Stored items
START
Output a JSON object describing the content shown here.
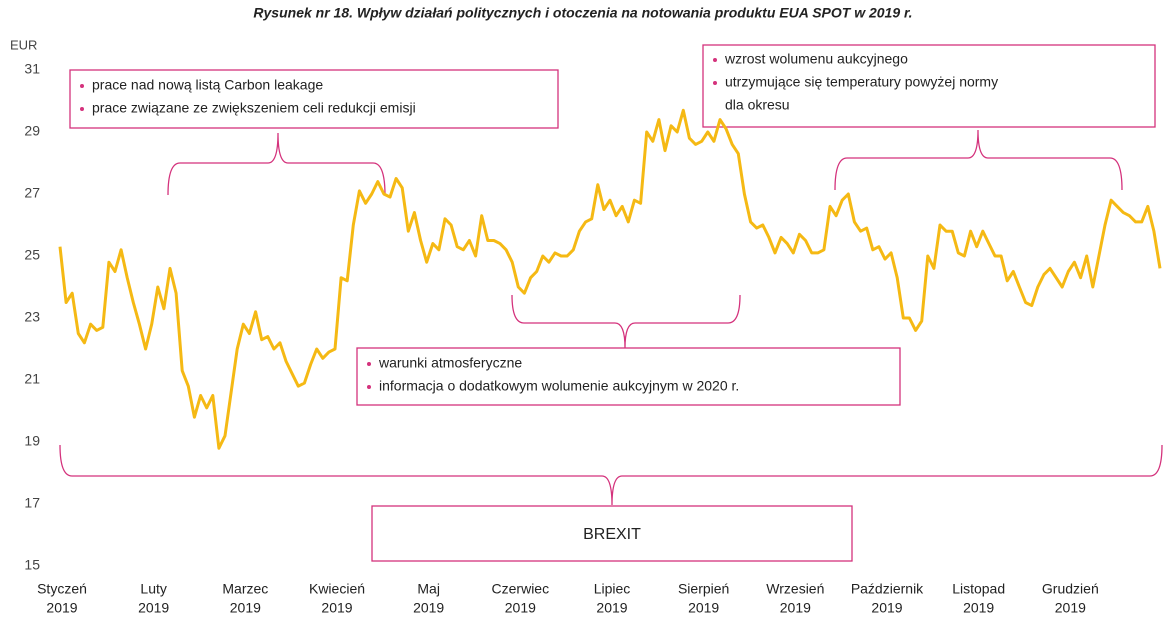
{
  "chart_data": {
    "type": "line",
    "title": "Rysunek nr 18. Wpływ działań politycznych i otoczenia na notowania produktu EUA SPOT w 2019 r.",
    "y_label": "EUR",
    "ylim": [
      15,
      31
    ],
    "yticks": [
      15,
      17,
      19,
      21,
      23,
      25,
      27,
      29,
      31
    ],
    "grid": false,
    "xtick_labels": [
      [
        "Styczeń",
        "2019"
      ],
      [
        "Luty",
        "2019"
      ],
      [
        "Marzec",
        "2019"
      ],
      [
        "Kwiecień",
        "2019"
      ],
      [
        "Maj",
        "2019"
      ],
      [
        "Czerwiec",
        "2019"
      ],
      [
        "Lipiec",
        "2019"
      ],
      [
        "Sierpień",
        "2019"
      ],
      [
        "Wrzesień",
        "2019"
      ],
      [
        "Październik",
        "2019"
      ],
      [
        "Listopad",
        "2019"
      ],
      [
        "Grudzień",
        "2019"
      ]
    ],
    "series": [
      {
        "name": "EUA SPOT",
        "color": "#f5b914",
        "values": [
          25.3,
          23.5,
          23.8,
          22.5,
          22.2,
          22.8,
          22.6,
          22.7,
          24.8,
          24.5,
          25.2,
          24.3,
          23.5,
          22.8,
          22.0,
          22.8,
          24.0,
          23.3,
          24.6,
          23.8,
          21.3,
          20.8,
          19.8,
          20.5,
          20.1,
          20.5,
          18.8,
          19.2,
          20.6,
          22.0,
          22.8,
          22.5,
          23.2,
          22.3,
          22.4,
          22.0,
          22.2,
          21.6,
          21.2,
          20.8,
          20.9,
          21.5,
          22.0,
          21.7,
          21.9,
          22.0,
          24.3,
          24.2,
          26.0,
          27.1,
          26.7,
          27.0,
          27.4,
          27.0,
          26.9,
          27.5,
          27.2,
          25.8,
          26.4,
          25.5,
          24.8,
          25.4,
          25.2,
          26.2,
          26.0,
          25.3,
          25.2,
          25.5,
          25.0,
          26.3,
          25.5,
          25.5,
          25.4,
          25.2,
          24.8,
          24.0,
          23.8,
          24.3,
          24.5,
          25.0,
          24.8,
          25.1,
          25.0,
          25.0,
          25.2,
          25.8,
          26.1,
          26.2,
          27.3,
          26.5,
          26.8,
          26.3,
          26.6,
          26.1,
          26.8,
          26.7,
          29.0,
          28.7,
          29.4,
          28.4,
          29.2,
          29.0,
          29.7,
          28.8,
          28.6,
          28.7,
          29.0,
          28.7,
          29.4,
          29.1,
          28.6,
          28.3,
          27.0,
          26.1,
          25.9,
          26.0,
          25.6,
          25.1,
          25.6,
          25.4,
          25.1,
          25.7,
          25.5,
          25.1,
          25.1,
          25.2,
          26.6,
          26.3,
          26.8,
          27.0,
          26.1,
          25.8,
          25.9,
          25.2,
          25.3,
          24.9,
          25.1,
          24.3,
          23.0,
          23.0,
          22.6,
          22.9,
          25.0,
          24.6,
          26.0,
          25.8,
          25.8,
          25.1,
          25.0,
          25.8,
          25.3,
          25.8,
          25.4,
          25.0,
          25.0,
          24.2,
          24.5,
          24.0,
          23.5,
          23.4,
          24.0,
          24.4,
          24.6,
          24.3,
          24.0,
          24.5,
          24.8,
          24.3,
          25.0,
          24.0,
          25.0,
          26.0,
          26.8,
          26.6,
          26.4,
          26.3,
          26.1,
          26.1,
          26.6,
          25.8,
          24.6
        ]
      }
    ],
    "annotations": [
      {
        "items": [
          [
            "prace nad nową listą Carbon leakage"
          ],
          [
            "prace związane ze zwiększeniem celi redukcji emisji"
          ]
        ]
      },
      {
        "items": [
          [
            "wzrost wolumenu aukcyjnego"
          ],
          [
            "utrzymujące się temperatury powyżej normy",
            "dla okresu"
          ]
        ]
      },
      {
        "items": [
          [
            "warunki atmosferyczne"
          ],
          [
            "informacja o dodatkowym wolumenie aukcyjnym w 2020 r."
          ]
        ]
      },
      {
        "items": [
          [
            "BREXIT"
          ]
        ]
      }
    ]
  }
}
END
* Description of the task: Leave out every line without the string "prace" and copy the rest.

* Response below:
            "prace nad nową listą Carbon leakage"
            "prace związane ze zwiększeniem celi redukcji emisji"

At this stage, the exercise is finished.